### What to produce
Images must not appear in your copy; reproduce every other part of the records exactly.

[Collection entries]

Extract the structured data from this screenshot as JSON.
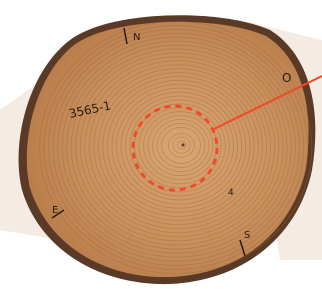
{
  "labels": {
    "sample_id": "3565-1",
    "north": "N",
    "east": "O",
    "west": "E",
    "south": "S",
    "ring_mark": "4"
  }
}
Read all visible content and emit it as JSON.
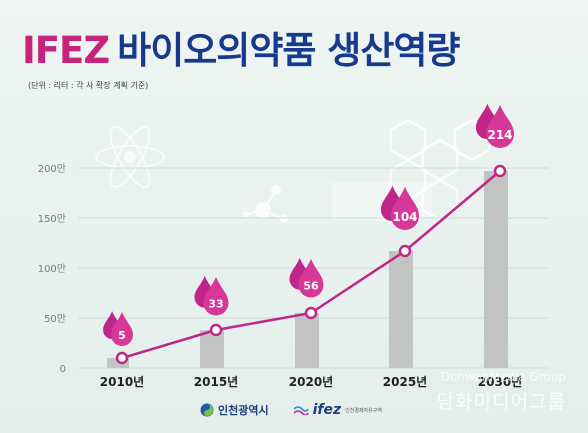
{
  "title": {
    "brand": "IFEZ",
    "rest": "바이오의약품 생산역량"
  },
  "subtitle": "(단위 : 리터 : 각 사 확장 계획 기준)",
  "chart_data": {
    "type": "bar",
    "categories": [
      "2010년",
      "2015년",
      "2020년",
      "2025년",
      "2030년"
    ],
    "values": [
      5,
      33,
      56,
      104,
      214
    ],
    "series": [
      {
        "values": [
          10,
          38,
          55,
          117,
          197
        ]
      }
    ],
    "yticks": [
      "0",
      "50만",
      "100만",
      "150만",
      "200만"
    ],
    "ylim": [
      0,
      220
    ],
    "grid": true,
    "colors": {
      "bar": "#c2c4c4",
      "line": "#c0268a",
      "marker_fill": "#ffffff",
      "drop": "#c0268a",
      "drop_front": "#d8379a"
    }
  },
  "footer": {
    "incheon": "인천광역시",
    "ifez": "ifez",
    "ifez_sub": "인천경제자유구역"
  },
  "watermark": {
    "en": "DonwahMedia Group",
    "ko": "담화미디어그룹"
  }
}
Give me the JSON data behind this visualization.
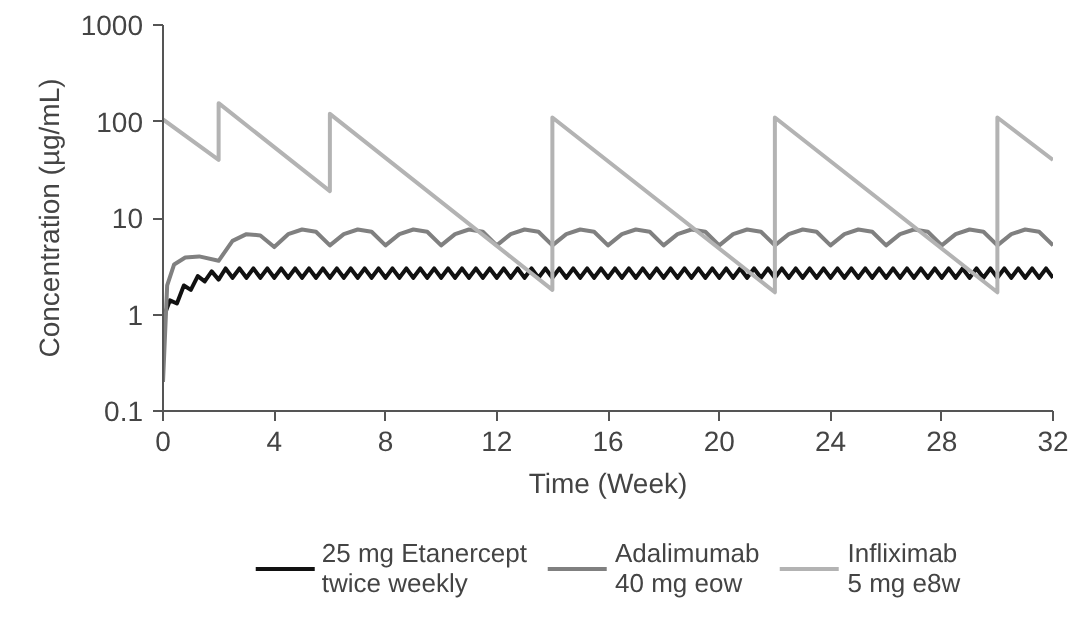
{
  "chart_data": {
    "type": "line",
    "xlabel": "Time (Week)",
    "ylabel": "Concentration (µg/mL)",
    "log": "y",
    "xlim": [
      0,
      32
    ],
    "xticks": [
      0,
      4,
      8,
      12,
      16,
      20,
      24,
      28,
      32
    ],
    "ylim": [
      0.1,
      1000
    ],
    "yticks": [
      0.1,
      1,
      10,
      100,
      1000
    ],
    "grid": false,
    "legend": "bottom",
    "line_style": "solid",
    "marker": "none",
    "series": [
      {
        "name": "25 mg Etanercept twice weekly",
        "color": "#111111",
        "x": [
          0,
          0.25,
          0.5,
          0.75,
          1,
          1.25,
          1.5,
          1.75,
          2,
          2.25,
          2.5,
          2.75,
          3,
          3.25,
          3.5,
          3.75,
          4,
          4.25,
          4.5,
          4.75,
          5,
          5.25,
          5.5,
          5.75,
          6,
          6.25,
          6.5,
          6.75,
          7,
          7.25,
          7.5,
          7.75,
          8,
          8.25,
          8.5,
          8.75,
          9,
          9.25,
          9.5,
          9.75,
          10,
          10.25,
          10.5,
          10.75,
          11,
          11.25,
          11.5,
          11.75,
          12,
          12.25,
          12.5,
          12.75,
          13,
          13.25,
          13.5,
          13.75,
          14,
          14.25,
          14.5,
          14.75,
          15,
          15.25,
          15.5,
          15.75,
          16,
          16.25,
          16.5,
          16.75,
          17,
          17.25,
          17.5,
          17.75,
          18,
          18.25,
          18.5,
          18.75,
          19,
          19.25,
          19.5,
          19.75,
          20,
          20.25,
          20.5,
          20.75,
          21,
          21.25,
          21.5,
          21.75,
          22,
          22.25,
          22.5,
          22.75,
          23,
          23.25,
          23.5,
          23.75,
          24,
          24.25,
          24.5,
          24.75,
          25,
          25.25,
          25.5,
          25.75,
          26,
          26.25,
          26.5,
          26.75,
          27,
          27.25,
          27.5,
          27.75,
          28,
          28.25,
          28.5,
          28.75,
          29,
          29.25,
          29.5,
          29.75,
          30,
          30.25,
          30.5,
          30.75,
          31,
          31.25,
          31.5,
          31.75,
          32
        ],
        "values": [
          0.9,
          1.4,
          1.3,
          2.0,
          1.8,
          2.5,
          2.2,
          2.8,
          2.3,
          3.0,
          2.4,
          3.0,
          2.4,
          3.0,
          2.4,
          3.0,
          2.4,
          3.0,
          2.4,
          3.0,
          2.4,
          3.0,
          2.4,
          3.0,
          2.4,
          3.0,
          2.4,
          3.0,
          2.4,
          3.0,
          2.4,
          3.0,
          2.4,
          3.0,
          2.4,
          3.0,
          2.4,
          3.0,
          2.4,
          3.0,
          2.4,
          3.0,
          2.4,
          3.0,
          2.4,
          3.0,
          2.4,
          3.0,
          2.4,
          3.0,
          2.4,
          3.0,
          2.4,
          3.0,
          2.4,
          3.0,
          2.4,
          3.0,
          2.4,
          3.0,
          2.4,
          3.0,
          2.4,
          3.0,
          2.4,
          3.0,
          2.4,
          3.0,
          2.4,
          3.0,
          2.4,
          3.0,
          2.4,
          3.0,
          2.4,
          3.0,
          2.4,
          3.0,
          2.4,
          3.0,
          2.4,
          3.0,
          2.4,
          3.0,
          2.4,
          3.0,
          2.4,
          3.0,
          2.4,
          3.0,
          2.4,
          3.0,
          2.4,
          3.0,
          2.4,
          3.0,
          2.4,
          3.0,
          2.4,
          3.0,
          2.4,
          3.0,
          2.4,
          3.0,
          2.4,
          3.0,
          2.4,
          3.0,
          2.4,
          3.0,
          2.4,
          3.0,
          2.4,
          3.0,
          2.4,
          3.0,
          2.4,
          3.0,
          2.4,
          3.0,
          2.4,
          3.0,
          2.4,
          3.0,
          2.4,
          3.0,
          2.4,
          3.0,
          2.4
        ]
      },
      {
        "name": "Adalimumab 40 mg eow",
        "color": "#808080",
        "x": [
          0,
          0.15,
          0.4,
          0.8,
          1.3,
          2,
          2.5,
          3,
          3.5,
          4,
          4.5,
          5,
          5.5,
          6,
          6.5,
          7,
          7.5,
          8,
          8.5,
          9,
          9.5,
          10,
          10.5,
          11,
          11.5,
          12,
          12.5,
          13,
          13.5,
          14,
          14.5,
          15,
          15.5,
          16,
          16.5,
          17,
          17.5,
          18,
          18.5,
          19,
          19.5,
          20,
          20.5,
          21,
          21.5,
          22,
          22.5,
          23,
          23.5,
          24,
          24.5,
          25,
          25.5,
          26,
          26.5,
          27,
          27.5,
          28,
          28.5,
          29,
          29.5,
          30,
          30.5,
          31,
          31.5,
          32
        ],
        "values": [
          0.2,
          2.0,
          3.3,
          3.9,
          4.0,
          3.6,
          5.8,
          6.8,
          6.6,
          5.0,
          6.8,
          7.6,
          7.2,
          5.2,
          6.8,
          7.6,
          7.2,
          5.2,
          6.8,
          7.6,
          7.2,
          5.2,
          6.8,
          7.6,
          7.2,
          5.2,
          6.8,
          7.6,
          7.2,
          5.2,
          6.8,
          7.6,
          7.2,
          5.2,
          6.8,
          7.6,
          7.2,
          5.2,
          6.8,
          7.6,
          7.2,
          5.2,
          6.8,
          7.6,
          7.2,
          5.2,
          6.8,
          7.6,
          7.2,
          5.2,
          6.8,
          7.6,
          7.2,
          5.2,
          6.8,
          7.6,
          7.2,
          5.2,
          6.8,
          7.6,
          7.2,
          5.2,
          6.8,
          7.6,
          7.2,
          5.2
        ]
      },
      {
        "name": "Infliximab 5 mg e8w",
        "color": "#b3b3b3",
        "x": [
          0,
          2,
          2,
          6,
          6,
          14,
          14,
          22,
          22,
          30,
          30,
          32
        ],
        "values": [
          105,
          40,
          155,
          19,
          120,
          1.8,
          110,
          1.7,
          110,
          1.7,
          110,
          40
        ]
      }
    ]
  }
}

### Result
Extract the structured data from this screenshot as JSON.
{
  "labels": {
    "sample_id": "3565-1",
    "north": "N",
    "east": "O",
    "west": "E",
    "south": "S",
    "ring_mark": "4"
  }
}
Read all visible content and emit it as JSON.
{
  "title": {
    "brand": "IFEZ",
    "rest": "바이오의약품 생산역량"
  },
  "subtitle": "(단위 : 리터 : 각 사 확장 계획 기준)",
  "chart_data": {
    "type": "bar",
    "categories": [
      "2010년",
      "2015년",
      "2020년",
      "2025년",
      "2030년"
    ],
    "values": [
      5,
      33,
      56,
      104,
      214
    ],
    "series": [
      {
        "values": [
          10,
          38,
          55,
          117,
          197
        ]
      }
    ],
    "yticks": [
      "0",
      "50만",
      "100만",
      "150만",
      "200만"
    ],
    "ylim": [
      0,
      220
    ],
    "grid": true,
    "colors": {
      "bar": "#c2c4c4",
      "line": "#c0268a",
      "marker_fill": "#ffffff",
      "drop": "#c0268a",
      "drop_front": "#d8379a"
    }
  },
  "footer": {
    "incheon": "인천광역시",
    "ifez": "ifez",
    "ifez_sub": "인천경제자유구역"
  },
  "watermark": {
    "en": "DonwahMedia Group",
    "ko": "담화미디어그룹"
  }
}
Give me the JSON data behind this visualization.
{
  "chart_data": {
    "type": "line",
    "xlabel": "Time (Week)",
    "ylabel": "Concentration (µg/mL)",
    "log": "y",
    "xlim": [
      0,
      32
    ],
    "xticks": [
      0,
      4,
      8,
      12,
      16,
      20,
      24,
      28,
      32
    ],
    "ylim": [
      0.1,
      1000
    ],
    "yticks": [
      0.1,
      1,
      10,
      100,
      1000
    ],
    "grid": false,
    "legend": "bottom",
    "line_style": "solid",
    "marker": "none",
    "series": [
      {
        "name": "25 mg Etanercept twice weekly",
        "color": "#111111",
        "x": [
          0,
          0.25,
          0.5,
          0.75,
          1,
          1.25,
          1.5,
          1.75,
          2,
          2.25,
          2.5,
          2.75,
          3,
          3.25,
          3.5,
          3.75,
          4,
          4.25,
          4.5,
          4.75,
          5,
          5.25,
          5.5,
          5.75,
          6,
          6.25,
          6.5,
          6.75,
          7,
          7.25,
          7.5,
          7.75,
          8,
          8.25,
          8.5,
          8.75,
          9,
          9.25,
          9.5,
          9.75,
          10,
          10.25,
          10.5,
          10.75,
          11,
          11.25,
          11.5,
          11.75,
          12,
          12.25,
          12.5,
          12.75,
          13,
          13.25,
          13.5,
          13.75,
          14,
          14.25,
          14.5,
          14.75,
          15,
          15.25,
          15.5,
          15.75,
          16,
          16.25,
          16.5,
          16.75,
          17,
          17.25,
          17.5,
          17.75,
          18,
          18.25,
          18.5,
          18.75,
          19,
          19.25,
          19.5,
          19.75,
          20,
          20.25,
          20.5,
          20.75,
          21,
          21.25,
          21.5,
          21.75,
          22,
          22.25,
          22.5,
          22.75,
          23,
          23.25,
          23.5,
          23.75,
          24,
          24.25,
          24.5,
          24.75,
          25,
          25.25,
          25.5,
          25.75,
          26,
          26.25,
          26.5,
          26.75,
          27,
          27.25,
          27.5,
          27.75,
          28,
          28.25,
          28.5,
          28.75,
          29,
          29.25,
          29.5,
          29.75,
          30,
          30.25,
          30.5,
          30.75,
          31,
          31.25,
          31.5,
          31.75,
          32
        ],
        "values": [
          0.9,
          1.4,
          1.3,
          2.0,
          1.8,
          2.5,
          2.2,
          2.8,
          2.3,
          3.0,
          2.4,
          3.0,
          2.4,
          3.0,
          2.4,
          3.0,
          2.4,
          3.0,
          2.4,
          3.0,
          2.4,
          3.0,
          2.4,
          3.0,
          2.4,
          3.0,
          2.4,
          3.0,
          2.4,
          3.0,
          2.4,
          3.0,
          2.4,
          3.0,
          2.4,
          3.0,
          2.4,
          3.0,
          2.4,
          3.0,
          2.4,
          3.0,
          2.4,
          3.0,
          2.4,
          3.0,
          2.4,
          3.0,
          2.4,
          3.0,
          2.4,
          3.0,
          2.4,
          3.0,
          2.4,
          3.0,
          2.4,
          3.0,
          2.4,
          3.0,
          2.4,
          3.0,
          2.4,
          3.0,
          2.4,
          3.0,
          2.4,
          3.0,
          2.4,
          3.0,
          2.4,
          3.0,
          2.4,
          3.0,
          2.4,
          3.0,
          2.4,
          3.0,
          2.4,
          3.0,
          2.4,
          3.0,
          2.4,
          3.0,
          2.4,
          3.0,
          2.4,
          3.0,
          2.4,
          3.0,
          2.4,
          3.0,
          2.4,
          3.0,
          2.4,
          3.0,
          2.4,
          3.0,
          2.4,
          3.0,
          2.4,
          3.0,
          2.4,
          3.0,
          2.4,
          3.0,
          2.4,
          3.0,
          2.4,
          3.0,
          2.4,
          3.0,
          2.4,
          3.0,
          2.4,
          3.0,
          2.4,
          3.0,
          2.4,
          3.0,
          2.4,
          3.0,
          2.4,
          3.0,
          2.4,
          3.0,
          2.4,
          3.0,
          2.4
        ]
      },
      {
        "name": "Adalimumab 40 mg eow",
        "color": "#808080",
        "x": [
          0,
          0.15,
          0.4,
          0.8,
          1.3,
          2,
          2.5,
          3,
          3.5,
          4,
          4.5,
          5,
          5.5,
          6,
          6.5,
          7,
          7.5,
          8,
          8.5,
          9,
          9.5,
          10,
          10.5,
          11,
          11.5,
          12,
          12.5,
          13,
          13.5,
          14,
          14.5,
          15,
          15.5,
          16,
          16.5,
          17,
          17.5,
          18,
          18.5,
          19,
          19.5,
          20,
          20.5,
          21,
          21.5,
          22,
          22.5,
          23,
          23.5,
          24,
          24.5,
          25,
          25.5,
          26,
          26.5,
          27,
          27.5,
          28,
          28.5,
          29,
          29.5,
          30,
          30.5,
          31,
          31.5,
          32
        ],
        "values": [
          0.2,
          2.0,
          3.3,
          3.9,
          4.0,
          3.6,
          5.8,
          6.8,
          6.6,
          5.0,
          6.8,
          7.6,
          7.2,
          5.2,
          6.8,
          7.6,
          7.2,
          5.2,
          6.8,
          7.6,
          7.2,
          5.2,
          6.8,
          7.6,
          7.2,
          5.2,
          6.8,
          7.6,
          7.2,
          5.2,
          6.8,
          7.6,
          7.2,
          5.2,
          6.8,
          7.6,
          7.2,
          5.2,
          6.8,
          7.6,
          7.2,
          5.2,
          6.8,
          7.6,
          7.2,
          5.2,
          6.8,
          7.6,
          7.2,
          5.2,
          6.8,
          7.6,
          7.2,
          5.2,
          6.8,
          7.6,
          7.2,
          5.2,
          6.8,
          7.6,
          7.2,
          5.2,
          6.8,
          7.6,
          7.2,
          5.2
        ]
      },
      {
        "name": "Infliximab 5 mg e8w",
        "color": "#b3b3b3",
        "x": [
          0,
          2,
          2,
          6,
          6,
          14,
          14,
          22,
          22,
          30,
          30,
          32
        ],
        "values": [
          105,
          40,
          155,
          19,
          120,
          1.8,
          110,
          1.7,
          110,
          1.7,
          110,
          40
        ]
      }
    ]
  }
}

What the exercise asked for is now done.